Extract the lines that carry the string "Frequency" from the listing.

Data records
|---|

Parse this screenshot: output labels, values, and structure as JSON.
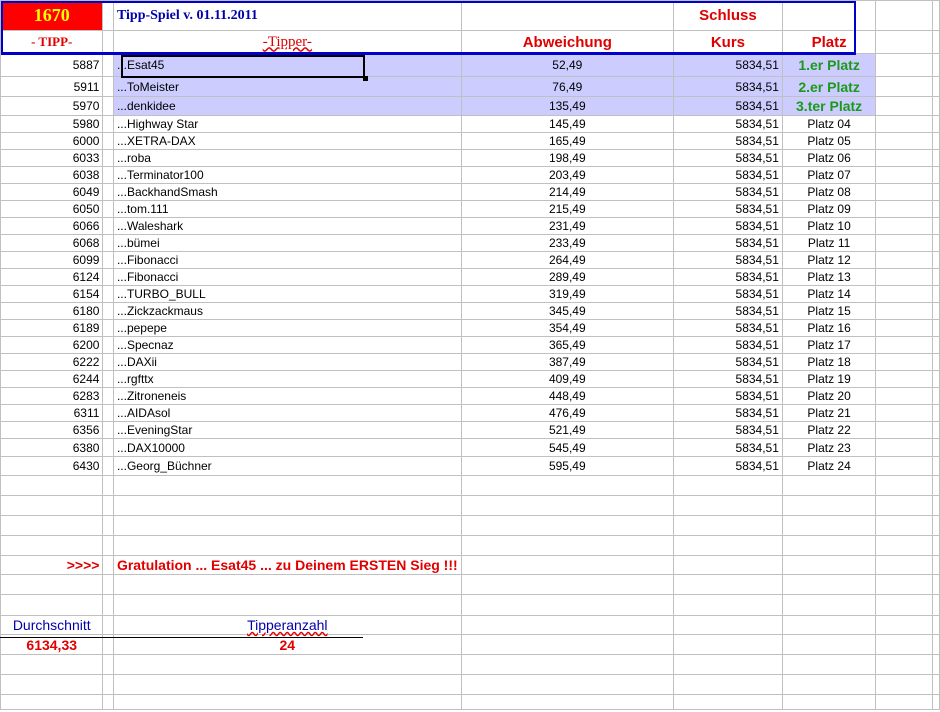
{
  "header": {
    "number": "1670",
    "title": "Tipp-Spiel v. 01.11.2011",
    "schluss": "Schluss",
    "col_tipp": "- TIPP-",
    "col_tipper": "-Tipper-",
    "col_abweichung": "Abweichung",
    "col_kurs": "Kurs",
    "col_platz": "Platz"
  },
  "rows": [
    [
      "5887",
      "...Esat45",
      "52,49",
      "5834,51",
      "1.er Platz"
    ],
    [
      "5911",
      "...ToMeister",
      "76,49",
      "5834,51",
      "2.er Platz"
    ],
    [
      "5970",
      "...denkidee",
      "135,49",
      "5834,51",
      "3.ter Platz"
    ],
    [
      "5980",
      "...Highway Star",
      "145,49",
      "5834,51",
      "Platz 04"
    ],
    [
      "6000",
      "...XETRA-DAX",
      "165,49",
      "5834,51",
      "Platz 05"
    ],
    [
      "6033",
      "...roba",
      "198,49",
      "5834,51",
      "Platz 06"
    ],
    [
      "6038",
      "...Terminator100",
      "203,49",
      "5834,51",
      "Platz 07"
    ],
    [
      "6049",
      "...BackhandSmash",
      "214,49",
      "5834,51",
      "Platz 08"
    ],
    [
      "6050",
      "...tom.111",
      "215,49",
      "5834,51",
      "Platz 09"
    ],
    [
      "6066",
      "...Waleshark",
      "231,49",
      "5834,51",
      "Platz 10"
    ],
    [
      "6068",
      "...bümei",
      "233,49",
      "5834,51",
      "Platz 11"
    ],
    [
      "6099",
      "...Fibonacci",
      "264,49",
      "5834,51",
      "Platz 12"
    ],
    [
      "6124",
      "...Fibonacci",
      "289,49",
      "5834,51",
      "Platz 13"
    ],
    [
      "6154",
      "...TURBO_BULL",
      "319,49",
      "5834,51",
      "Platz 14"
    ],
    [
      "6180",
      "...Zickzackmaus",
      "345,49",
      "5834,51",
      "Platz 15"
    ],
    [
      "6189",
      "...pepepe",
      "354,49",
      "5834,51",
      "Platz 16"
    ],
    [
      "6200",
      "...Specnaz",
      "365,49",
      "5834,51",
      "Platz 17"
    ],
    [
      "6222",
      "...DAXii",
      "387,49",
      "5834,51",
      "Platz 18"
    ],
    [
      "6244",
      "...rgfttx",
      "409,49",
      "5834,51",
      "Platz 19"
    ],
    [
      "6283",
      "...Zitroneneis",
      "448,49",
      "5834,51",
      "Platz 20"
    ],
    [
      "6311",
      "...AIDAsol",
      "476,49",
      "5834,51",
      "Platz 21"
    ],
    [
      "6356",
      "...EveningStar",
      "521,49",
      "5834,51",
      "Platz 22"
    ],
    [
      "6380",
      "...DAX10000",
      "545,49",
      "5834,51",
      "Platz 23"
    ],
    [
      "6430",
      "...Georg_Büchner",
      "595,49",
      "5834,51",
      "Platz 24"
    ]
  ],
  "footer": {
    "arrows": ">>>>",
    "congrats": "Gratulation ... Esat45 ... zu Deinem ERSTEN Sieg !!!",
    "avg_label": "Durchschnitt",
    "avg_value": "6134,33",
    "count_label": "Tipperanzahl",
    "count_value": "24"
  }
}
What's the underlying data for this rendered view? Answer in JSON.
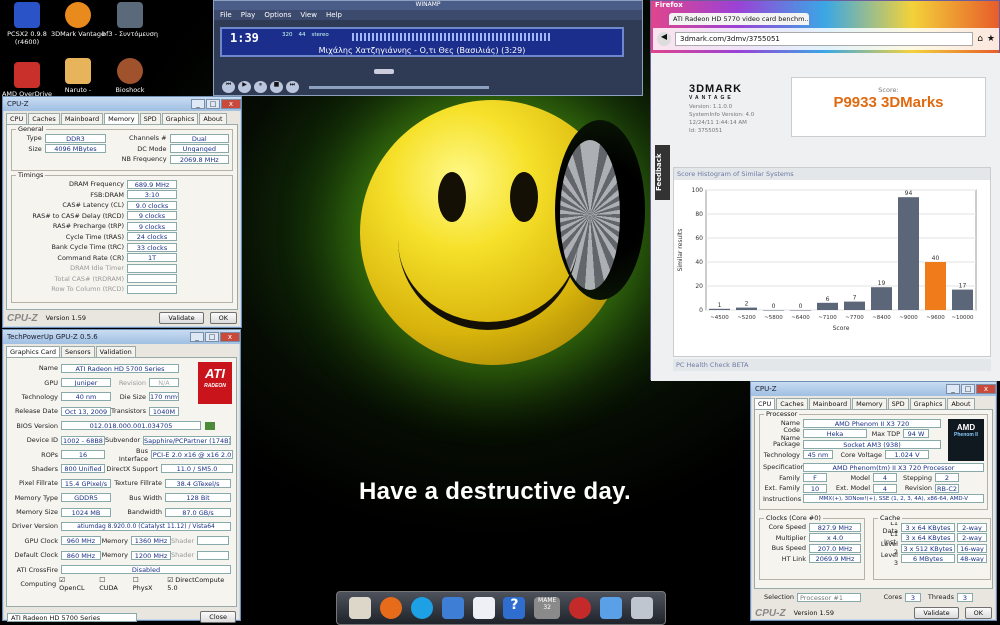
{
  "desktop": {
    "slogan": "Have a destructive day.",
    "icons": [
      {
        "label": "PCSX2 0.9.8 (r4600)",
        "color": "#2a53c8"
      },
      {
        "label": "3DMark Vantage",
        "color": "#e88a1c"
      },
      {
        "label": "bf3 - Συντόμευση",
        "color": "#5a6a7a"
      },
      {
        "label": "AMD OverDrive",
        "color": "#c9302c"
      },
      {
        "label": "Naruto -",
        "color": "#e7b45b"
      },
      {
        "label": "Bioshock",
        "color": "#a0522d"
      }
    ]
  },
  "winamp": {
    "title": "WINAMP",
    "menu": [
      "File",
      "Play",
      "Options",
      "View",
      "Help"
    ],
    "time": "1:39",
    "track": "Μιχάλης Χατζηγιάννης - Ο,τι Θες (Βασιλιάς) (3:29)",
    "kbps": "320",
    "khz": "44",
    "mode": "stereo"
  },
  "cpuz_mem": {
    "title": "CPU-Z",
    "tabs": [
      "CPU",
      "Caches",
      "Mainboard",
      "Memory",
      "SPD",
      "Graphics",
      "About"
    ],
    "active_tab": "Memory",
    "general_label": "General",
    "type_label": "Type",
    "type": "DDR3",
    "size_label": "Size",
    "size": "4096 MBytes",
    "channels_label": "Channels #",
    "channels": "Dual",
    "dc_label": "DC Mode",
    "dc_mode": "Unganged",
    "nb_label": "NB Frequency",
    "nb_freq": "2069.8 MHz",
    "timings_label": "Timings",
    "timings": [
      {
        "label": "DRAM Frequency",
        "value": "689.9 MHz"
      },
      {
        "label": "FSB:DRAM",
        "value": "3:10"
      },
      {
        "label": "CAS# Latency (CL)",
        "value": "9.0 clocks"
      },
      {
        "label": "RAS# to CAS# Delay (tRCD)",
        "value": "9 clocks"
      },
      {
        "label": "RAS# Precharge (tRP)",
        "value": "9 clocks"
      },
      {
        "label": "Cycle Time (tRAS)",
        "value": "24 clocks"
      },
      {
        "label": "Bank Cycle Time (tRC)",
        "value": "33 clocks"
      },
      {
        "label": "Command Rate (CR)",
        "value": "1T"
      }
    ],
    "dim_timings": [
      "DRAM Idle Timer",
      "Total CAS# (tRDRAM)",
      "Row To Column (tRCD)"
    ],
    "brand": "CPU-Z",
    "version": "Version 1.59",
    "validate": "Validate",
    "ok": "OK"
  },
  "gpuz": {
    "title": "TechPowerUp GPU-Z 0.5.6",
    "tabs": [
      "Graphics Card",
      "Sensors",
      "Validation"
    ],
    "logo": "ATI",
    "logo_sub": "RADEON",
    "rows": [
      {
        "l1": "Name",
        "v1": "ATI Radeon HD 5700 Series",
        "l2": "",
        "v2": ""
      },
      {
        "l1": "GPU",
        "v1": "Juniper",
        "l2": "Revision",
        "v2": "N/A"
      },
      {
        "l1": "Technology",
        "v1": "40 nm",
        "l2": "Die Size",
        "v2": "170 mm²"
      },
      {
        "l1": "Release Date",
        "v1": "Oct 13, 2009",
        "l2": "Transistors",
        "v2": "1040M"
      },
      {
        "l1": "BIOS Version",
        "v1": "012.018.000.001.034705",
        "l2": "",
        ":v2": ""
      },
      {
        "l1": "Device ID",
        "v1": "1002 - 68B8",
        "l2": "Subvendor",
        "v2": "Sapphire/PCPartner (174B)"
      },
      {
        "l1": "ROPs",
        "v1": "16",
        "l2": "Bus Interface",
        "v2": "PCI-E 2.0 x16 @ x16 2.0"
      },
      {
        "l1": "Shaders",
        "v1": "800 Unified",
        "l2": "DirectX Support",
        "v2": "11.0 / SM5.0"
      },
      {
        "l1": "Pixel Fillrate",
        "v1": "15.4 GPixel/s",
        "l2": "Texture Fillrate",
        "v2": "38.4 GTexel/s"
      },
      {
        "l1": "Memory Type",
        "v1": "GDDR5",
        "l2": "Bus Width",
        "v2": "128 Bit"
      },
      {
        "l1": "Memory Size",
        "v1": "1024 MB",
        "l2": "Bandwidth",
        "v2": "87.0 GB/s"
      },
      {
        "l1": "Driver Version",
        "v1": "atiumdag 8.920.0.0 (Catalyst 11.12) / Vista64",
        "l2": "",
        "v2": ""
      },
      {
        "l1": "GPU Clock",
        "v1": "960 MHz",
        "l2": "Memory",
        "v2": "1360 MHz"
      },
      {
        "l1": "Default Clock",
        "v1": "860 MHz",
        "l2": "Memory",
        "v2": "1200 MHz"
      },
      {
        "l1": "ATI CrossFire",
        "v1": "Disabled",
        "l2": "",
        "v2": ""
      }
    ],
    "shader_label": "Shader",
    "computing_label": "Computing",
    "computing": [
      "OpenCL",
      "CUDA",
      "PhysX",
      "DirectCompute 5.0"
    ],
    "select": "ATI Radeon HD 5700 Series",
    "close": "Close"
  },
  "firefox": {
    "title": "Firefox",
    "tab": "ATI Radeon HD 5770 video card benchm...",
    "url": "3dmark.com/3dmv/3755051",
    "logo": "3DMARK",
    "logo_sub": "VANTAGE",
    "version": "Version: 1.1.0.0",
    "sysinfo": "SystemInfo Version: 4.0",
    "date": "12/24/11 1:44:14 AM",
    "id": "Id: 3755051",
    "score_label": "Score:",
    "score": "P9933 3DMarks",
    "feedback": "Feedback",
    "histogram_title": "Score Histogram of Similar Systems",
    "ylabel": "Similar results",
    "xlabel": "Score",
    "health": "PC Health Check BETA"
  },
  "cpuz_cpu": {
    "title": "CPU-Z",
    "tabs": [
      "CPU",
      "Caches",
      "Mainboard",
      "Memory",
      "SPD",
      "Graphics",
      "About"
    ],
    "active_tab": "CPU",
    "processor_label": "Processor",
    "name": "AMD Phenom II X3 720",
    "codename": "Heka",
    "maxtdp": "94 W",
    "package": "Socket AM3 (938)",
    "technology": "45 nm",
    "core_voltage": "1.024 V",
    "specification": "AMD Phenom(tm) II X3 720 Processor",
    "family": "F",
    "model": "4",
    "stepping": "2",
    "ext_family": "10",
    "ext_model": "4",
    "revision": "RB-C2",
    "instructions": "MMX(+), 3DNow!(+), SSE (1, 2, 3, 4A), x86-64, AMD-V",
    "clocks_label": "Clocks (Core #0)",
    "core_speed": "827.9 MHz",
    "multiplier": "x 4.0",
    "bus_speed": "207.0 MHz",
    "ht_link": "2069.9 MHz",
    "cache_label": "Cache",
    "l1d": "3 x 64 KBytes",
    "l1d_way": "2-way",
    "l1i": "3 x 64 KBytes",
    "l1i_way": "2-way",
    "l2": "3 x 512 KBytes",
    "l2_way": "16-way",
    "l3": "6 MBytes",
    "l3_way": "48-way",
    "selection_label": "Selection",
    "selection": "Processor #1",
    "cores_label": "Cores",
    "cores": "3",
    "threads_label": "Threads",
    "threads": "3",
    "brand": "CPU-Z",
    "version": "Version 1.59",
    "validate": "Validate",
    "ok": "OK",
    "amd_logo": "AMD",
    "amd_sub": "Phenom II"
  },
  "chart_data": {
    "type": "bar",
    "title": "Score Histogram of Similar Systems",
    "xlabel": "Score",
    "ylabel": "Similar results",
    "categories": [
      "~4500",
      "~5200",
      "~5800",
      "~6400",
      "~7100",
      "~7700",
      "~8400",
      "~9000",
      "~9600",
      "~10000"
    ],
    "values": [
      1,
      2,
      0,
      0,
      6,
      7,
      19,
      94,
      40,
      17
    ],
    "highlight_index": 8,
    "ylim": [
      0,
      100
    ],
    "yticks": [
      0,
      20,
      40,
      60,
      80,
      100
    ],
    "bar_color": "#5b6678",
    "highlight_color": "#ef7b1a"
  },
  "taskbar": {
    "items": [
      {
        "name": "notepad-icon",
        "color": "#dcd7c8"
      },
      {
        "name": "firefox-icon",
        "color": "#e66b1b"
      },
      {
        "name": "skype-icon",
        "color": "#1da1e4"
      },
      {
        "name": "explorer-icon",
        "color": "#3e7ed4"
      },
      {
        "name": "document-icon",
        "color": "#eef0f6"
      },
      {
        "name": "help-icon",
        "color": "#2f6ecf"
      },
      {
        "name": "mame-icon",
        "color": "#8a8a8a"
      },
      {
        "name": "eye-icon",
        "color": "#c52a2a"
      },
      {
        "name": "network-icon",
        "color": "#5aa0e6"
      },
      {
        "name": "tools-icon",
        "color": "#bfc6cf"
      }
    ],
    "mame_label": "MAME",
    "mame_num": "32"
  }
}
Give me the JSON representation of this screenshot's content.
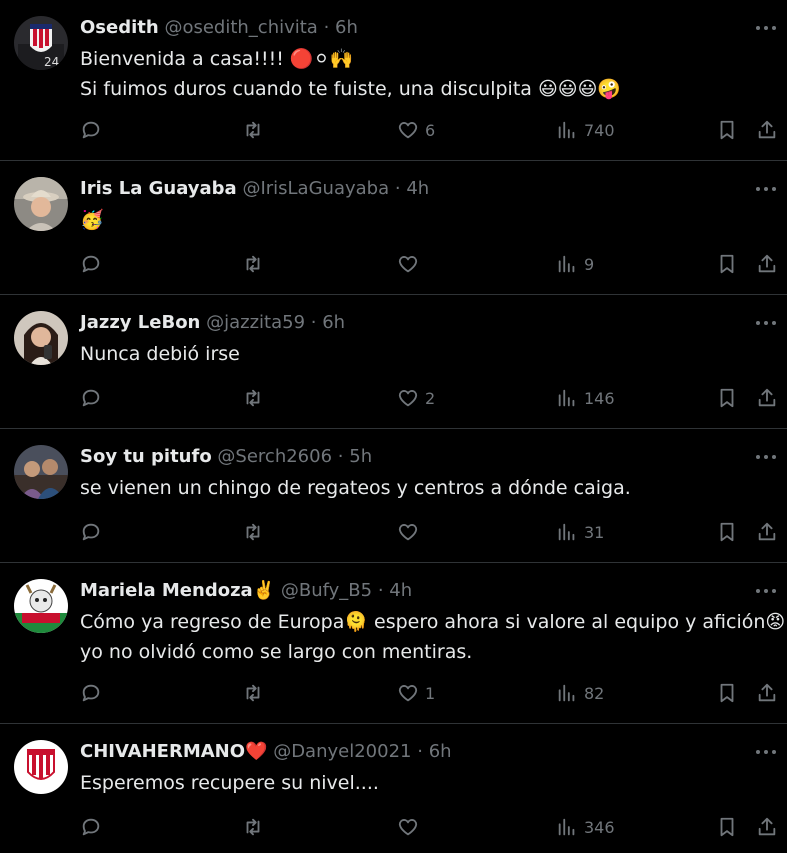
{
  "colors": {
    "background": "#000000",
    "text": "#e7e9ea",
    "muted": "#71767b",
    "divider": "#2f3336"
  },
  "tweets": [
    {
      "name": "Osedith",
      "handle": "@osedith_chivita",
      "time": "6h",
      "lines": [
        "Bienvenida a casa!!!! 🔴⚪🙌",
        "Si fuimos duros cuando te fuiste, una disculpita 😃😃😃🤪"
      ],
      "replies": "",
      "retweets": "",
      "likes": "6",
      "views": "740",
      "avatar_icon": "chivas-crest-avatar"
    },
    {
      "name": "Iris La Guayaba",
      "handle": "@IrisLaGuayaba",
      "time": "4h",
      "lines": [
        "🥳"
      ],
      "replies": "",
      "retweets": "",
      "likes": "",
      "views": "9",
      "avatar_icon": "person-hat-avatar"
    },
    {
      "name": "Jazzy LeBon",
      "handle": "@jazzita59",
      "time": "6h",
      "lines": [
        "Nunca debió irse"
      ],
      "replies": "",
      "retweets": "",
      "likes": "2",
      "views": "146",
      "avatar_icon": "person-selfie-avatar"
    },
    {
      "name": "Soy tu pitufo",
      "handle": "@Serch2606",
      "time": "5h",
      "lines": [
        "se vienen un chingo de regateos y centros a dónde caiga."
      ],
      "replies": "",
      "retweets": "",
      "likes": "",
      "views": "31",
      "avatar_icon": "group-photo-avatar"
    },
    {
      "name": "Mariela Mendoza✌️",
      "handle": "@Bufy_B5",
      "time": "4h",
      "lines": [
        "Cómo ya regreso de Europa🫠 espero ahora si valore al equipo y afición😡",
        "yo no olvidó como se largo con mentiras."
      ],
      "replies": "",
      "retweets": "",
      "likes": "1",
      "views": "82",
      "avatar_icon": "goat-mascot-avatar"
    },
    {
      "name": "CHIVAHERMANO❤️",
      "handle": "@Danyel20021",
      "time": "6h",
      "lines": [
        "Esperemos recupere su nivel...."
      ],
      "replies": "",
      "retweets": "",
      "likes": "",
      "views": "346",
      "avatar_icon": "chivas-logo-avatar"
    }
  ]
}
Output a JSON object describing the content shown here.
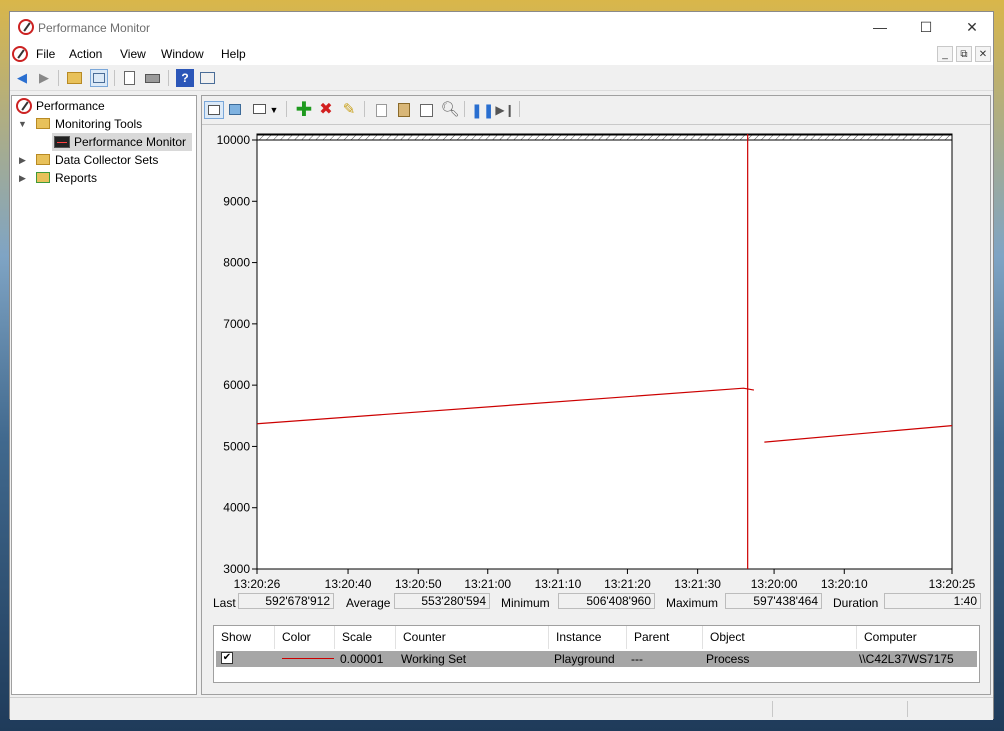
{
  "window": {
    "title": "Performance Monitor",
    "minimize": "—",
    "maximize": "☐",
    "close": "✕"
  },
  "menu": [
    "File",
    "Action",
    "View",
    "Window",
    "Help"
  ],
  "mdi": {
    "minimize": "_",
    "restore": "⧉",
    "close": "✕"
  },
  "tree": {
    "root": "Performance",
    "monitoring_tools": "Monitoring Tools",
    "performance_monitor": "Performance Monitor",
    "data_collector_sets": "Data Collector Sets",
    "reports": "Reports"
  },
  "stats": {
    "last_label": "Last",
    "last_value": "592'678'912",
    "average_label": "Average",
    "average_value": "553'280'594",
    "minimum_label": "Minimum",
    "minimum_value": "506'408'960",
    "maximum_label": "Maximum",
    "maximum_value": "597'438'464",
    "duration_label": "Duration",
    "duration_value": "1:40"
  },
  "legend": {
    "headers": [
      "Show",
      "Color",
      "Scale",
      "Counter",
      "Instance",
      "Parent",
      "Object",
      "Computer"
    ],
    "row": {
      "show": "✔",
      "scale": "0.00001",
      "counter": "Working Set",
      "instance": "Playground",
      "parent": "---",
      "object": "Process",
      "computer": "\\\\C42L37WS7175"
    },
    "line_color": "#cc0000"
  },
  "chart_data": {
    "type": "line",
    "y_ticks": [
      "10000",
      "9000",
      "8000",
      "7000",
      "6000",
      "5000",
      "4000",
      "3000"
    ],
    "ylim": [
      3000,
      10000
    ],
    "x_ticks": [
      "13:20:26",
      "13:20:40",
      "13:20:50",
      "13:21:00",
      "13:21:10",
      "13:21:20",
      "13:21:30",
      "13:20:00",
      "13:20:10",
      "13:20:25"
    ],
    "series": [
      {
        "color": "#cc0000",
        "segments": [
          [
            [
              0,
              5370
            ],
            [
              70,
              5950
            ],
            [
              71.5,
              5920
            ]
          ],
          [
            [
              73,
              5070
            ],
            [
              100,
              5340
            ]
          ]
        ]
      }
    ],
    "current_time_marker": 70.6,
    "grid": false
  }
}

|---|

RESPONSE TO THE EXERCISE
    "nb_label": "NB Frequency",
        "label": "DRAM Frequency",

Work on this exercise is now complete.